- What you will do -
Copy the lines of the material below verbatim, from the line with "chevron-down-icon[interactable]: [1134, 22, 1148, 32]" to the line with "434, 1137, 480]", including both.
· · · ·
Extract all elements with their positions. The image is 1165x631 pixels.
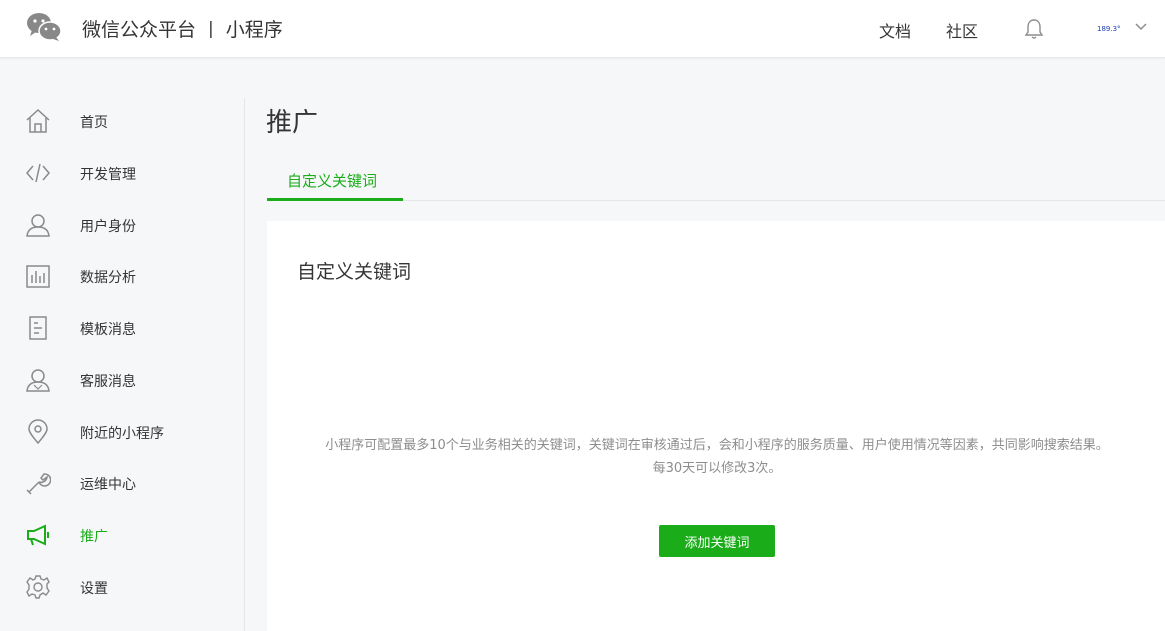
chevron-down-icon[interactable]: [1134, 22, 1148, 32]
sidebar-item-promotion[interactable]: 推广: [0, 514, 244, 554]
location-icon: [28, 419, 48, 445]
page-title: 推广: [266, 108, 319, 138]
sidebar-item-template-messages[interactable]: 模板消息: [0, 307, 244, 347]
sidebar-item-home[interactable]: 首页: [0, 100, 244, 140]
sidebar-item-label: 运维中心: [80, 477, 136, 493]
tab-custom-keywords[interactable]: 自定义关键词: [267, 158, 403, 201]
sidebar-item-label: 用户身份: [80, 219, 136, 235]
sidebar-item-label: 模板消息: [80, 322, 136, 338]
brand-title[interactable]: 微信公众平台 | 小程序: [82, 15, 283, 42]
bell-icon[interactable]: [1024, 18, 1044, 40]
megaphone-icon: [27, 524, 49, 546]
gear-icon: [26, 575, 50, 599]
community-link[interactable]: 社区: [946, 18, 978, 42]
wechat-logo-icon[interactable]: [26, 12, 62, 42]
sidebar-item-development[interactable]: 开发管理: [0, 152, 244, 192]
customer-service-icon: [26, 369, 50, 392]
sidebar-item-label: 首页: [80, 115, 108, 131]
wrench-icon: [26, 473, 51, 495]
sidebar-divider: [244, 98, 245, 631]
tab-label: 自定义关键词: [287, 172, 378, 190]
keywords-description: 小程序可配置最多10个与业务相关的关键词，关键词在审核通过后，会和小程序的服务质…: [297, 434, 1137, 480]
sidebar-item-nearby[interactable]: 附近的小程序: [0, 411, 244, 451]
sidebar-item-settings[interactable]: 设置: [0, 566, 244, 606]
document-icon: [29, 316, 47, 340]
keywords-card: 自定义关键词 小程序可配置最多10个与业务相关的关键词，关键词在审核通过后，会和…: [267, 221, 1165, 631]
brand-name: 微信公众平台: [82, 19, 197, 41]
account-name[interactable]: 189.3°: [1097, 25, 1121, 33]
sidebar-item-customer-service[interactable]: 客服消息: [0, 359, 244, 399]
description-text: 小程序可配置最多10个与业务相关的关键词，关键词在审核通过后，会和小程序的服务质…: [325, 438, 1109, 453]
sidebar-item-label: 附近的小程序: [80, 426, 164, 442]
sidebar-item-user-identity[interactable]: 用户身份: [0, 204, 244, 244]
sidebar-item-label: 客服消息: [80, 374, 136, 390]
docs-link[interactable]: 文档: [879, 18, 911, 42]
home-icon: [26, 108, 50, 133]
code-icon: [26, 163, 50, 183]
chart-icon: [26, 265, 50, 288]
sidebar-item-operations[interactable]: 运维中心: [0, 462, 244, 502]
sidebar-item-analytics[interactable]: 数据分析: [0, 255, 244, 295]
card-title: 自定义关键词: [297, 261, 412, 283]
sidebar-item-label: 数据分析: [80, 270, 136, 286]
sidebar: 首页 开发管理 用户身份 数据分析 模板消息 客服消息 附近的小程序 运维中心 …: [0, 58, 245, 631]
top-bar: 微信公众平台 | 小程序 文档 社区 189.3°: [0, 0, 1165, 58]
add-keyword-button[interactable]: 添加关键词: [659, 525, 775, 557]
brand-separator: |: [208, 18, 214, 39]
tab-bar: 自定义关键词: [267, 158, 1165, 201]
modify-limit-note: 每30天可以修改3次。: [652, 461, 782, 476]
product-name: 小程序: [225, 19, 283, 41]
user-icon: [26, 214, 50, 237]
sidebar-item-label: 设置: [80, 581, 108, 597]
sidebar-item-label: 推广: [80, 529, 108, 545]
sidebar-item-label: 开发管理: [80, 167, 136, 183]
· · · ·
- Finished task -
chevron-down-icon[interactable]: [1134, 22, 1148, 32]
sidebar-item-promotion[interactable]: 推广: [0, 514, 244, 554]
location-icon: [28, 419, 48, 445]
page-title: 推广: [266, 108, 319, 138]
sidebar-item-template-messages[interactable]: 模板消息: [0, 307, 244, 347]
sidebar-item-home[interactable]: 首页: [0, 100, 244, 140]
sidebar-item-label: 运维中心: [80, 477, 136, 493]
tab-custom-keywords[interactable]: 自定义关键词: [267, 158, 403, 201]
sidebar-item-label: 用户身份: [80, 219, 136, 235]
sidebar-item-label: 模板消息: [80, 322, 136, 338]
brand-title[interactable]: 微信公众平台 | 小程序: [82, 15, 283, 42]
bell-icon[interactable]: [1024, 18, 1044, 40]
megaphone-icon: [27, 524, 49, 546]
gear-icon: [26, 575, 50, 599]
community-link[interactable]: 社区: [946, 18, 978, 42]
wechat-logo-icon[interactable]: [26, 12, 62, 42]
sidebar-item-development[interactable]: 开发管理: [0, 152, 244, 192]
customer-service-icon: [26, 369, 50, 392]
sidebar-item-label: 首页: [80, 115, 108, 131]
wrench-icon: [26, 473, 51, 495]
sidebar-divider: [244, 98, 245, 631]
tab-label: 自定义关键词: [287, 172, 378, 190]
keywords-description: 小程序可配置最多10个与业务相关的关键词，关键词在审核通过后，会和小程序的服务质…: [297, 434, 1137, 480]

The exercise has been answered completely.